# Goal of the exercise:
Extract the whole listing as it stands. Do not include the pictures.

# Dataset:
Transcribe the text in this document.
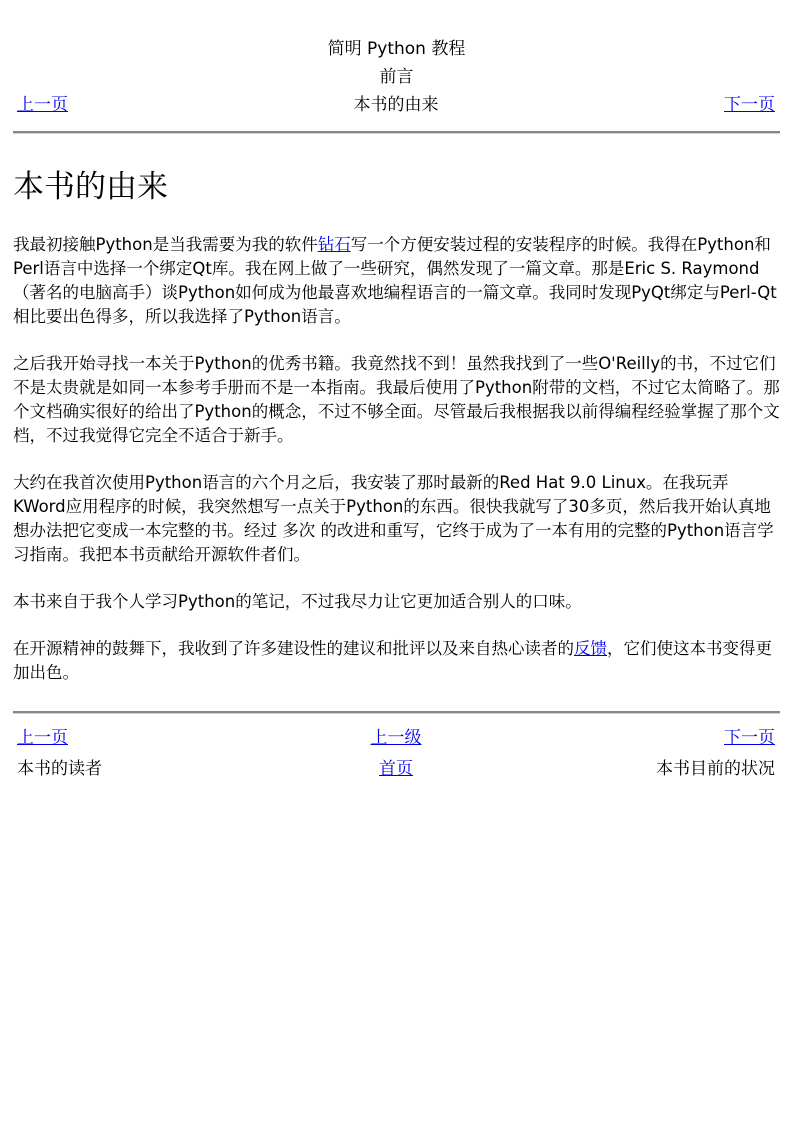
简明 Python 教程
前言
上一页	本书的由来	下一页
本书的由来

我最初接触Python是当我需要为我的软件钻石写一个方便安装过程的安装程序的时候。我得在Python和Perl语言中选择一个绑定Qt库。我在网上做了一些研究，偶然发现了一篇文章。那是Eric S. Raymond（著名的电脑高手）谈Python如何成为他最喜欢地编程语言的一篇文章。我同时发现PyQt绑定与Perl-Qt相比要出色得多，所以我选择了Python语言。

之后我开始寻找一本关于Python的优秀书籍。我竟然找不到！虽然我找到了一些O'Reilly的书，不过它们不是太贵就是如同一本参考手册而不是一本指南。我最后使用了Python附带的文档，不过它太简略了。那个文档确实很好的给出了Python的概念，不过不够全面。尽管最后我根据我以前得编程经验掌握了那个文档，不过我觉得它完全不适合于新手。

大约在我首次使用Python语言的六个月之后，我安装了那时最新的Red Hat 9.0 Linux。在我玩弄KWord应用程序的时候，我突然想写一点关于Python的东西。很快我就写了30多页，然后我开始认真地想办法把它变成一本完整的书。经过 多次 的改进和重写，它终于成为了一本有用的完整的Python语言学习指南。我把本书贡献给开源软件者们。

本书来自于我个人学习Python的笔记，不过我尽力让它更加适合别人的口味。

在开源精神的鼓舞下，我收到了许多建设性的建议和批评以及来自热心读者的反馈，它们使这本书变得更加出色。

上一页	上一级	下一页
本书的读者	首页	本书目前的状况
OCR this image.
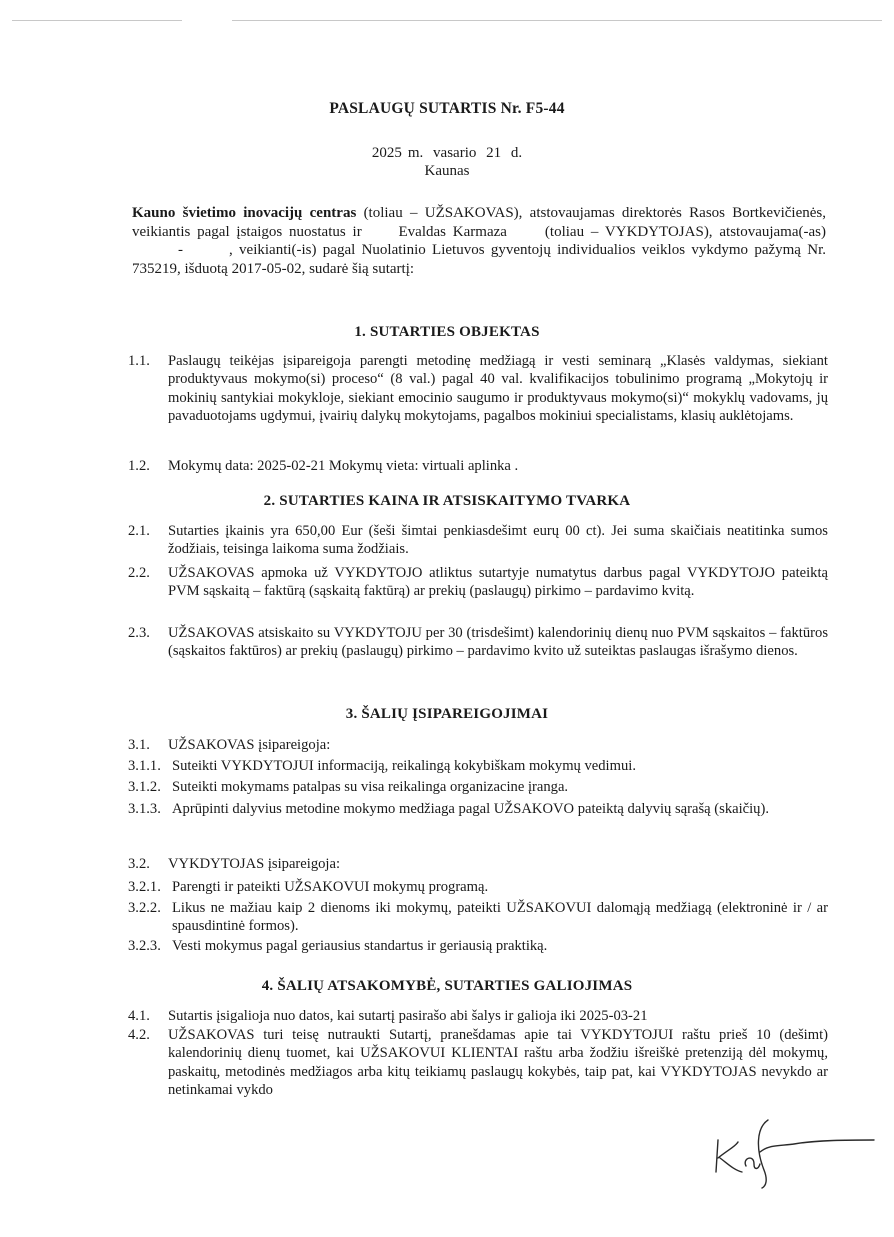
PASLAUGŲ SUTARTIS Nr. F5-44
2025 m. vasario 21 d.
Kaunas
Kauno švietimo inovacijų centras (toliau – UŽSAKOVAS), atstovaujamas direktorės Rasos Bortkevičienės, veikiantis pagal įstaigos nuostatus ir Evaldas Karmaza	(toliau – VYKDYTOJAS), atstovaujama(-as)-	, veikianti(-is) pagal Nuolatinio Lietuvos gyventojų individualios veiklos vykdymo pažymą Nr. 735219, išduotą 2017-05-02, sudarė šią sutartį:
1. SUTARTIES OBJEKTAS
1.1. Paslaugų teikėjas įsipareigoja parengti metodinę medžiagą ir vesti seminarą „Klasės valdymas, siekiant produktyvaus mokymo(si) proceso“ (8 val.) pagal 40 val. kvalifikacijos tobulinimo programą „Mokytojų ir mokinių santykiai mokykloje, siekiant emocinio saugumo ir produktyvaus mokymo(si)“ mokyklų vadovams, jų pavaduotojams ugdymui, įvairių dalykų mokytojams, pagalbos mokiniui specialistams, klasių auklėtojams.
1.2. Mokymų data: 2025-02-21 Mokymų vieta: virtuali aplinka .
2. SUTARTIES KAINA IR ATSISKAITYMO TVARKA
2.1. Sutarties įkainis yra 650,00 Eur (šeši šimtai penkiasdešimt eurų 00 ct). Jei suma skaičiais neatitinka sumos žodžiais, teisinga laikoma suma žodžiais.
2.2. UŽSAKOVAS apmoka už VYKDYTOJO atliktus sutartyje numatytus darbus pagal VYKDYTOJO pateiktą PVM sąskaitą – faktūrą (sąskaitą faktūrą) ar prekių (paslaugų) pirkimo – pardavimo kvitą.
2.3. UŽSAKOVAS atsiskaito su VYKDYTOJU per 30 (trisdešimt) kalendorinių dienų nuo PVM sąskaitos – faktūros (sąskaitos faktūros) ar prekių (paslaugų) pirkimo – pardavimo kvito už suteiktas paslaugas išrašymo dienos.
3. ŠALIŲ ĮSIPAREIGOJIMAI
3.1. UŽSAKOVAS įsipareigoja:
3.1.1. Suteikti VYKDYTOJUI informaciją, reikalingą kokybiškam mokymų vedimui.
3.1.2. Suteikti mokymams patalpas su visa reikalinga organizacine įranga.
3.1.3. Aprūpinti dalyvius metodine mokymo medžiaga pagal UŽSAKOVO pateiktą dalyvių sąrašą (skaičių).
3.2. VYKDYTOJAS įsipareigoja:
3.2.1. Parengti ir pateikti UŽSAKOVUI mokymų programą.
3.2.2. Likus ne mažiau kaip 2 dienoms iki mokymų, pateikti UŽSAKOVUI dalomąją medžiagą (elektroninė ir / ar spausdintinė formos).
3.2.3. Vesti mokymus pagal geriausius standartus ir geriausią praktiką.
4. ŠALIŲ ATSAKOMYBĖ, SUTARTIES GALIOJIMAS
4.1. Sutartis įsigalioja nuo datos, kai sutartį pasirašo abi šalys ir galioja iki 2025-03-21
4.2. UŽSAKOVAS turi teisę nutraukti Sutartį, pranešdamas apie tai VYKDYTOJUI raštu prieš 10 (dešimt) kalendorinių dienų tuomet, kai UŽSAKOVUI KLIENTAI raštu arba žodžiu išreiškė pretenziją dėl mokymų, paskaitų, metodinės medžiagos arba kitų teikiamų paslaugų kokybės, taip pat, kai VYKDYTOJAS nevykdo ar netinkamai vykdo
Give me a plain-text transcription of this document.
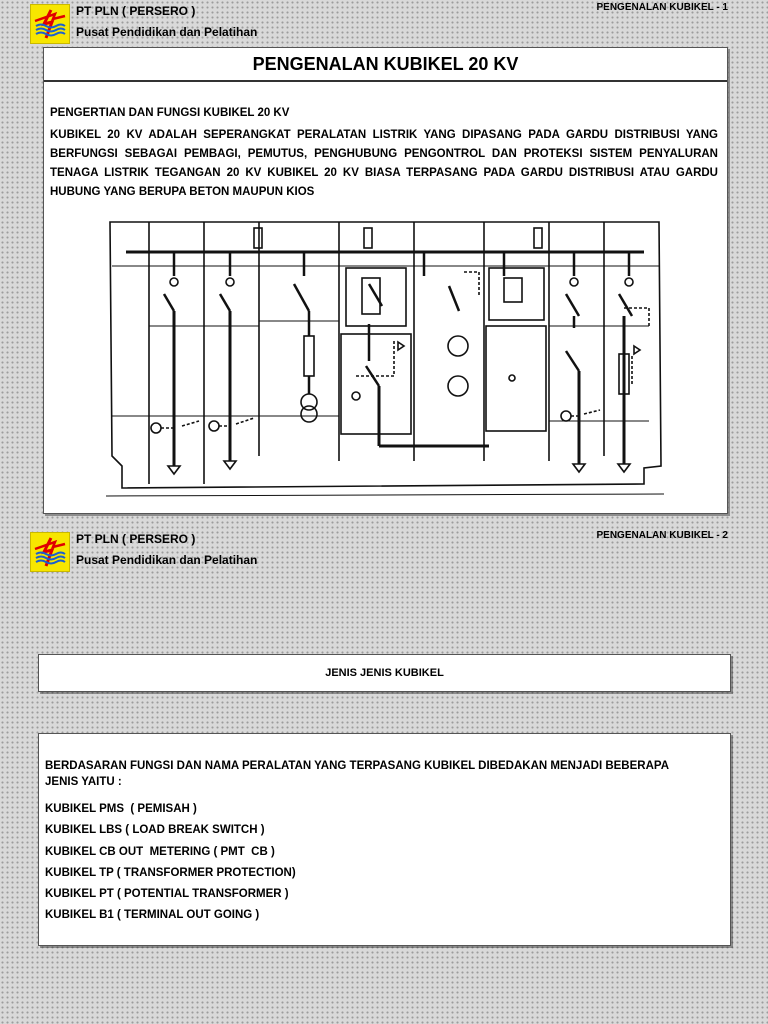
PT PLN ( PERSERO )
Pusat Pendidikan dan Pelatihan
PENGENALAN KUBIKEL - 1
PENGENALAN KUBIKEL 20 KV
PENGERTIAN DAN FUNGSI KUBIKEL 20 KV

KUBIKEL 20 KV ADALAH SEPERANGKAT PERALATAN LISTRIK YANG DIPASANG PADA GARDU DISTRIBUSI YANG BERFUNGSI SEBAGAI PEMBAGI, PEMUTUS, PENGHUBUNG PENGONTROL DAN PROTEKSI SISTEM PENYALURAN TENAGA LISTRIK TEGANGAN 20 KV KUBIKEL 20 KV BIASA TERPASANG PADA GARDU DISTRIBUSI ATAU GARDU HUBUNG YANG BERUPA BETON MAUPUN KIOS

PT PLN ( PERSERO )
Pusat Pendidikan dan Pelatihan
PENGENALAN KUBIKEL - 2
JENIS JENIS KUBIKEL

BERDASARAN FUNGSI DAN NAMA PERALATAN YANG TERPASANG KUBIKEL DIBEDAKAN MENJADI BEBERAPA JENIS YAITU :

KUBIKEL PMS  ( PEMISAH )
KUBIKEL LBS ( LOAD BREAK SWITCH )
KUBIKEL CB OUT  METERING ( PMT  CB )
KUBIKEL TP ( TRANSFORMER PROTECTION)
KUBIKEL PT ( POTENTIAL TRANSFORMER )
KUBIKEL B1 ( TERMINAL OUT GOING )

# Solution to this problem:
Transcribe the text in this document.
简明 Python 教程
前言
上一页	本书的由来	下一页
本书的由来

我最初接触Python是当我需要为我的软件钻石写一个方便安装过程的安装程序的时候。我得在Python和Perl语言中选择一个绑定Qt库。我在网上做了一些研究，偶然发现了一篇文章。那是Eric S. Raymond（著名的电脑高手）谈Python如何成为他最喜欢地编程语言的一篇文章。我同时发现PyQt绑定与Perl-Qt相比要出色得多，所以我选择了Python语言。

之后我开始寻找一本关于Python的优秀书籍。我竟然找不到！虽然我找到了一些O'Reilly的书，不过它们不是太贵就是如同一本参考手册而不是一本指南。我最后使用了Python附带的文档，不过它太简略了。那个文档确实很好的给出了Python的概念，不过不够全面。尽管最后我根据我以前得编程经验掌握了那个文档，不过我觉得它完全不适合于新手。

大约在我首次使用Python语言的六个月之后，我安装了那时最新的Red Hat 9.0 Linux。在我玩弄KWord应用程序的时候，我突然想写一点关于Python的东西。很快我就写了30多页，然后我开始认真地想办法把它变成一本完整的书。经过 多次 的改进和重写，它终于成为了一本有用的完整的Python语言学习指南。我把本书贡献给开源软件者们。

本书来自于我个人学习Python的笔记，不过我尽力让它更加适合别人的口味。

在开源精神的鼓舞下，我收到了许多建设性的建议和批评以及来自热心读者的反馈，它们使这本书变得更加出色。

上一页	上一级	下一页
本书的读者	首页	本书目前的状况
OCR this image.
PASLAUGŲ SUTARTIS Nr. F5-44
2025 m. vasario 21 d.
Kaunas
Kauno švietimo inovacijų centras (toliau – UŽSAKOVAS), atstovaujamas direktorės Rasos Bortkevičienės, veikiantis pagal įstaigos nuostatus ir Evaldas Karmaza	(toliau – VYKDYTOJAS), atstovaujama(-as)-	, veikianti(-is) pagal Nuolatinio Lietuvos gyventojų individualios veiklos vykdymo pažymą Nr. 735219, išduotą 2017-05-02, sudarė šią sutartį:
1. SUTARTIES OBJEKTAS
1.1. Paslaugų teikėjas įsipareigoja parengti metodinę medžiagą ir vesti seminarą „Klasės valdymas, siekiant produktyvaus mokymo(si) proceso“ (8 val.) pagal 40 val. kvalifikacijos tobulinimo programą „Mokytojų ir mokinių santykiai mokykloje, siekiant emocinio saugumo ir produktyvaus mokymo(si)“ mokyklų vadovams, jų pavaduotojams ugdymui, įvairių dalykų mokytojams, pagalbos mokiniui specialistams, klasių auklėtojams.
1.2. Mokymų data: 2025-02-21 Mokymų vieta: virtuali aplinka .
2. SUTARTIES KAINA IR ATSISKAITYMO TVARKA
2.1. Sutarties įkainis yra 650,00 Eur (šeši šimtai penkiasdešimt eurų 00 ct). Jei suma skaičiais neatitinka sumos žodžiais, teisinga laikoma suma žodžiais.
2.2. UŽSAKOVAS apmoka už VYKDYTOJO atliktus sutartyje numatytus darbus pagal VYKDYTOJO pateiktą PVM sąskaitą – faktūrą (sąskaitą faktūrą) ar prekių (paslaugų) pirkimo – pardavimo kvitą.
2.3. UŽSAKOVAS atsiskaito su VYKDYTOJU per 30 (trisdešimt) kalendorinių dienų nuo PVM sąskaitos – faktūros (sąskaitos faktūros) ar prekių (paslaugų) pirkimo – pardavimo kvito už suteiktas paslaugas išrašymo dienos.
3. ŠALIŲ ĮSIPAREIGOJIMAI
3.1. UŽSAKOVAS įsipareigoja:
3.1.1. Suteikti VYKDYTOJUI informaciją, reikalingą kokybiškam mokymų vedimui.
3.1.2. Suteikti mokymams patalpas su visa reikalinga organizacine įranga.
3.1.3. Aprūpinti dalyvius metodine mokymo medžiaga pagal UŽSAKOVO pateiktą dalyvių sąrašą (skaičių).
3.2. VYKDYTOJAS įsipareigoja:
3.2.1. Parengti ir pateikti UŽSAKOVUI mokymų programą.
3.2.2. Likus ne mažiau kaip 2 dienoms iki mokymų, pateikti UŽSAKOVUI dalomąją medžiagą (elektroninė ir / ar spausdintinė formos).
3.2.3. Vesti mokymus pagal geriausius standartus ir geriausią praktiką.
4. ŠALIŲ ATSAKOMYBĖ, SUTARTIES GALIOJIMAS
4.1. Sutartis įsigalioja nuo datos, kai sutartį pasirašo abi šalys ir galioja iki 2025-03-21
4.2. UŽSAKOVAS turi teisę nutraukti Sutartį, pranešdamas apie tai VYKDYTOJUI raštu prieš 10 (dešimt) kalendorinių dienų tuomet, kai UŽSAKOVUI KLIENTAI raštu arba žodžiu išreiškė pretenziją dėl mokymų, paskaitų, metodinės medžiagos arba kitų teikiamų paslaugų kokybės, taip pat, kai VYKDYTOJAS nevykdo ar netinkamai vykdo
Give me a plain-text transcription of this document.
PT PLN ( PERSERO )
Pusat Pendidikan dan Pelatihan
PENGENALAN KUBIKEL - 1
PENGENALAN KUBIKEL 20 KV
PENGERTIAN DAN FUNGSI KUBIKEL 20 KV

KUBIKEL 20 KV ADALAH SEPERANGKAT PERALATAN LISTRIK YANG DIPASANG PADA GARDU DISTRIBUSI YANG BERFUNGSI SEBAGAI PEMBAGI, PEMUTUS, PENGHUBUNG PENGONTROL DAN PROTEKSI SISTEM PENYALURAN TENAGA LISTRIK TEGANGAN 20 KV KUBIKEL 20 KV BIASA TERPASANG PADA GARDU DISTRIBUSI ATAU GARDU HUBUNG YANG BERUPA BETON MAUPUN KIOS

PT PLN ( PERSERO )
Pusat Pendidikan dan Pelatihan
PENGENALAN KUBIKEL - 2
JENIS JENIS KUBIKEL

BERDASARAN FUNGSI DAN NAMA PERALATAN YANG TERPASANG KUBIKEL DIBEDAKAN MENJADI BEBERAPA JENIS YAITU :

KUBIKEL PMS  ( PEMISAH )
KUBIKEL LBS ( LOAD BREAK SWITCH )
KUBIKEL CB OUT  METERING ( PMT  CB )
KUBIKEL TP ( TRANSFORMER PROTECTION)
KUBIKEL PT ( POTENTIAL TRANSFORMER )
KUBIKEL B1 ( TERMINAL OUT GOING )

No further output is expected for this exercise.